Start

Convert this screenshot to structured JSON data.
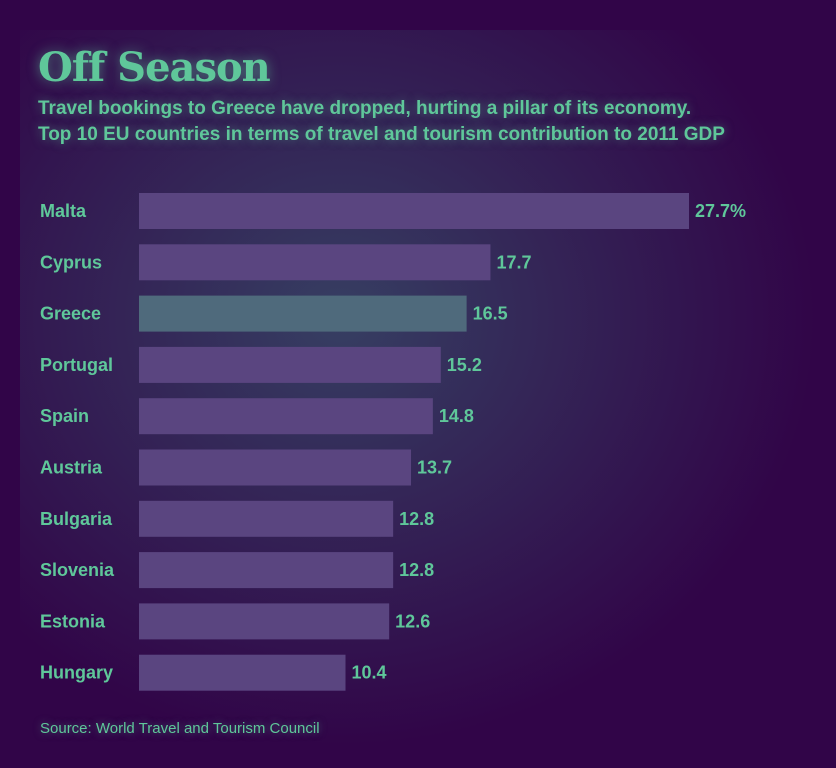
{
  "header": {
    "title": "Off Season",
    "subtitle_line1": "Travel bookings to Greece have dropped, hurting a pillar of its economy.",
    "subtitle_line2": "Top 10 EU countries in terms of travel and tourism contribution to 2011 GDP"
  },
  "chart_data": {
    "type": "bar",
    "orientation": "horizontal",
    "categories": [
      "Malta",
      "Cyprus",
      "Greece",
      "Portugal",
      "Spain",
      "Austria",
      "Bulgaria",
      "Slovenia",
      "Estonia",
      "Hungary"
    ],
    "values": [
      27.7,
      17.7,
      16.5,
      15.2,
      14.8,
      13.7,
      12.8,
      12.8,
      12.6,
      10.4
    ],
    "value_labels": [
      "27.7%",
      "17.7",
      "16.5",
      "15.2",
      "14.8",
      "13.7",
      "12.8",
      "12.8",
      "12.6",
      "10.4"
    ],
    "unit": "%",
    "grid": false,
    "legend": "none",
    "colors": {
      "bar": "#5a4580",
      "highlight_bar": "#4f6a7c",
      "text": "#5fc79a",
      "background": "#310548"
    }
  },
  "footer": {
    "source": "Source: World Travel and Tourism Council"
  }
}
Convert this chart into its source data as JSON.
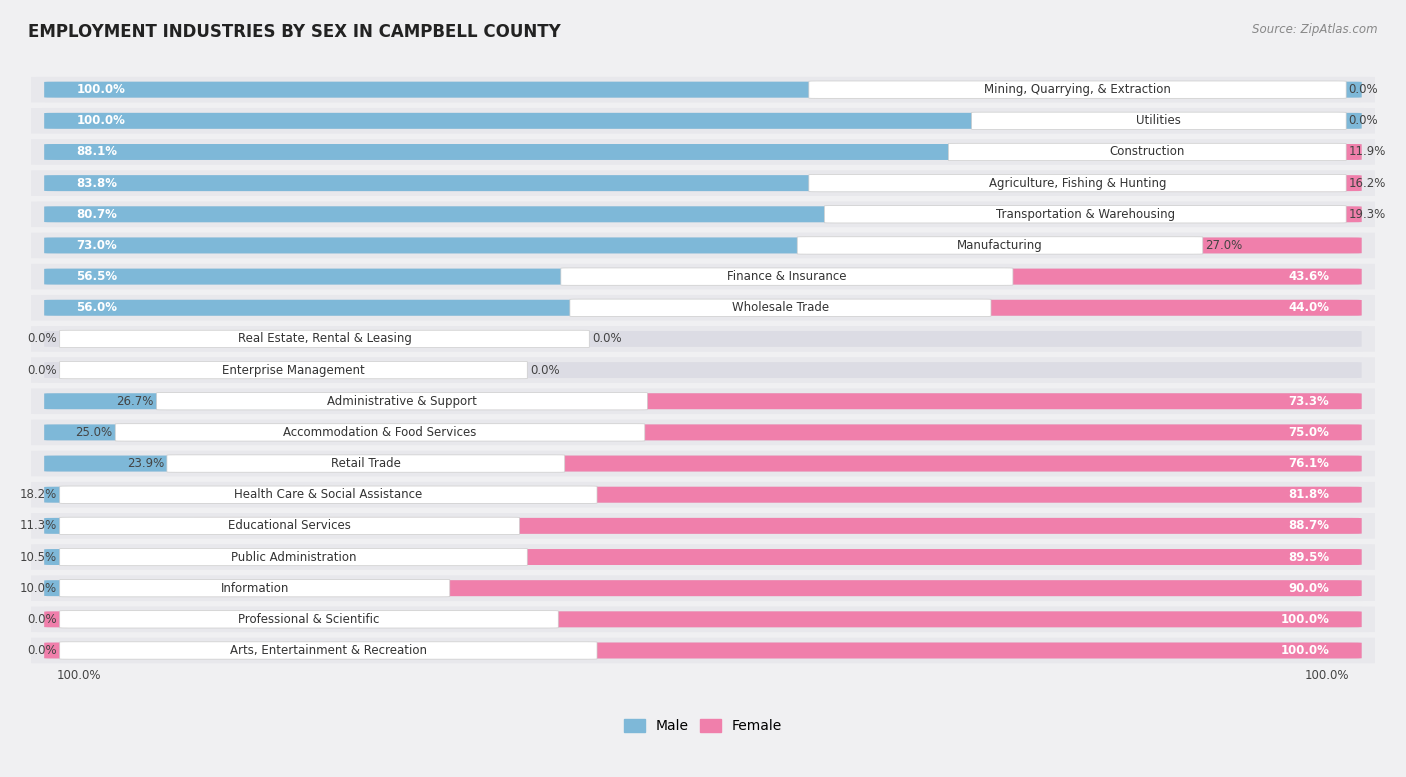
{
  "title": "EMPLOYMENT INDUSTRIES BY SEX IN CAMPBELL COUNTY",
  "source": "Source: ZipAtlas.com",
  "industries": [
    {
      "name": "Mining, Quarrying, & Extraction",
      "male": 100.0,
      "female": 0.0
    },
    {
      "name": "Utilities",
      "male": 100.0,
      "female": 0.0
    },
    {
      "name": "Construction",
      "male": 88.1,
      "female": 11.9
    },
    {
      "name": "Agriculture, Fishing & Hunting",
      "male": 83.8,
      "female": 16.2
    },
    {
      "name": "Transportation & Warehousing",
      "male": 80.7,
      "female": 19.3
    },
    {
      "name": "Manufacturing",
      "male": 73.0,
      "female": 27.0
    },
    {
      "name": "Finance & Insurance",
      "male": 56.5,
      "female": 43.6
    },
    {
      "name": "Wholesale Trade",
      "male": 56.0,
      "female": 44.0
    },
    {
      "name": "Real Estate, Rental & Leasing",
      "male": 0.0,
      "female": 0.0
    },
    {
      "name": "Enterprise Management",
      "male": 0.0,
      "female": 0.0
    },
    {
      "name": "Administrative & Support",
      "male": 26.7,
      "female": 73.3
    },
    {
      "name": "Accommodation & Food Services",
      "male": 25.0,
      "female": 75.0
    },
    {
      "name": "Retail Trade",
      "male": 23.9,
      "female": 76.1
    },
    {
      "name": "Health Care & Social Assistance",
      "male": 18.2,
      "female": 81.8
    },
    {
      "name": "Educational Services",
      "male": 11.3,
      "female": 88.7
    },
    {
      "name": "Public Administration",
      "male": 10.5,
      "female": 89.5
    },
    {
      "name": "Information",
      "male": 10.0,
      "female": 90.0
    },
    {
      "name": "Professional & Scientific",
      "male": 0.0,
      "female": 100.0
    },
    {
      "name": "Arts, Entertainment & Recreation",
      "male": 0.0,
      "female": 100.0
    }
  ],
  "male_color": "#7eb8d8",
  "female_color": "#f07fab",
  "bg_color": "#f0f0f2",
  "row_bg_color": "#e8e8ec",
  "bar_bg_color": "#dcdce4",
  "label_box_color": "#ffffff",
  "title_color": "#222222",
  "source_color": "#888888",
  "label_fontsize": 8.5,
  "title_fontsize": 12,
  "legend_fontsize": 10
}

End

**TASK DETAILS:**
How many lines of the records contain the string "Services"? Respond with the number alone.

**FINISHED EXERCISE:**
2